MATERIAL FOR THIS EXERCISE:
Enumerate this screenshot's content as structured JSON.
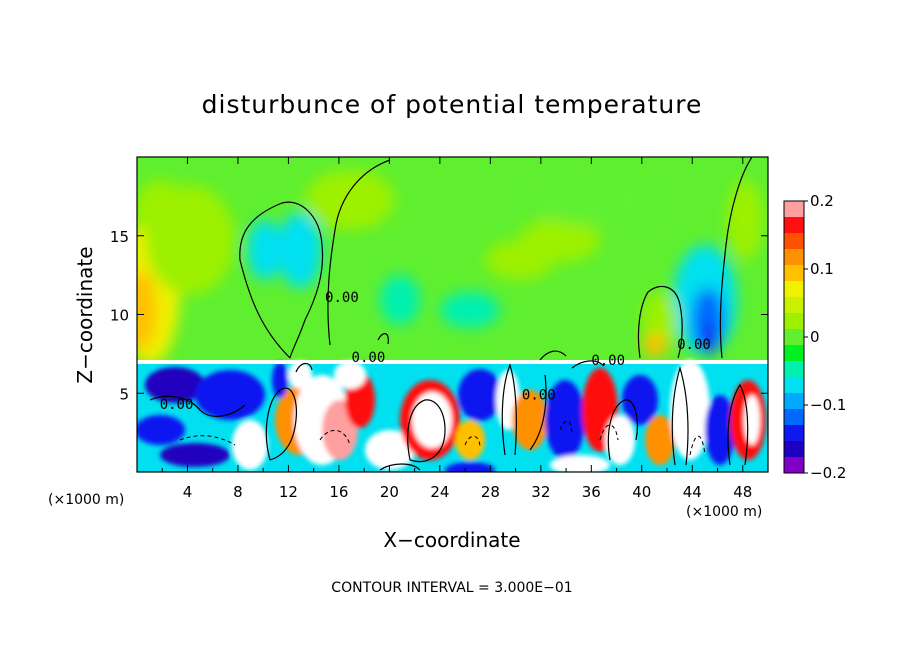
{
  "chart_data": {
    "type": "heatmap",
    "title": "disturbunce of potential temperature",
    "xlabel": "X−coordinate",
    "ylabel": "Z−coordinate",
    "x_unit": "(×1000 m)",
    "z_unit": "(×1000 m)",
    "xlim": [
      0,
      50
    ],
    "ylim": [
      0,
      20
    ],
    "x_ticks": [
      4,
      8,
      12,
      16,
      20,
      24,
      28,
      32,
      36,
      40,
      44,
      48
    ],
    "y_ticks": [
      5,
      10,
      15
    ],
    "colorbar": {
      "ticks": [
        "0.2",
        "0.1",
        "0",
        "−0.1",
        "−0.2"
      ],
      "values": [
        0.2,
        0.1,
        0,
        -0.1,
        -0.2
      ],
      "range": [
        -0.2,
        0.2
      ],
      "colors": [
        "#ff9f9f",
        "#ff1010",
        "#ff5000",
        "#ff9000",
        "#ffc000",
        "#f0f000",
        "#c8f000",
        "#9cf000",
        "#60f030",
        "#00f020",
        "#00f0b0",
        "#00e0f0",
        "#00a8ff",
        "#0068ff",
        "#1018f0",
        "#2000c0",
        "#8000c8"
      ]
    },
    "contour_labels": [
      {
        "text": "0.00",
        "x": 14.9,
        "z": 10.8
      },
      {
        "text": "0.00",
        "x": 1.8,
        "z": 4.0
      },
      {
        "text": "0.00",
        "x": 17.0,
        "z": 7.0
      },
      {
        "text": "0.00",
        "x": 30.5,
        "z": 4.6
      },
      {
        "text": "0.00",
        "x": 36.0,
        "z": 6.8
      },
      {
        "text": "0.00",
        "x": 42.8,
        "z": 7.8
      }
    ],
    "contour_interval": "CONTOUR INTERVAL = 3.000E−01"
  }
}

EXERCISE REQUIREMENTS:
The material above holds pictures; copy everything else in it exactly.

COMPLETED EXERCISE:
Enumerate this screenshot's content as structured JSON.
{
  "chart_data": {
    "type": "heatmap",
    "title": "disturbunce of potential temperature",
    "xlabel": "X−coordinate",
    "ylabel": "Z−coordinate",
    "x_unit": "(×1000 m)",
    "z_unit": "(×1000 m)",
    "xlim": [
      0,
      50
    ],
    "ylim": [
      0,
      20
    ],
    "x_ticks": [
      4,
      8,
      12,
      16,
      20,
      24,
      28,
      32,
      36,
      40,
      44,
      48
    ],
    "y_ticks": [
      5,
      10,
      15
    ],
    "colorbar": {
      "ticks": [
        "0.2",
        "0.1",
        "0",
        "−0.1",
        "−0.2"
      ],
      "values": [
        0.2,
        0.1,
        0,
        -0.1,
        -0.2
      ],
      "range": [
        -0.2,
        0.2
      ],
      "colors": [
        "#ff9f9f",
        "#ff1010",
        "#ff5000",
        "#ff9000",
        "#ffc000",
        "#f0f000",
        "#c8f000",
        "#9cf000",
        "#60f030",
        "#00f020",
        "#00f0b0",
        "#00e0f0",
        "#00a8ff",
        "#0068ff",
        "#1018f0",
        "#2000c0",
        "#8000c8"
      ]
    },
    "contour_labels": [
      {
        "text": "0.00",
        "x": 14.9,
        "z": 10.8
      },
      {
        "text": "0.00",
        "x": 1.8,
        "z": 4.0
      },
      {
        "text": "0.00",
        "x": 17.0,
        "z": 7.0
      },
      {
        "text": "0.00",
        "x": 30.5,
        "z": 4.6
      },
      {
        "text": "0.00",
        "x": 36.0,
        "z": 6.8
      },
      {
        "text": "0.00",
        "x": 42.8,
        "z": 7.8
      }
    ],
    "contour_interval": "CONTOUR INTERVAL = 3.000E−01"
  }
}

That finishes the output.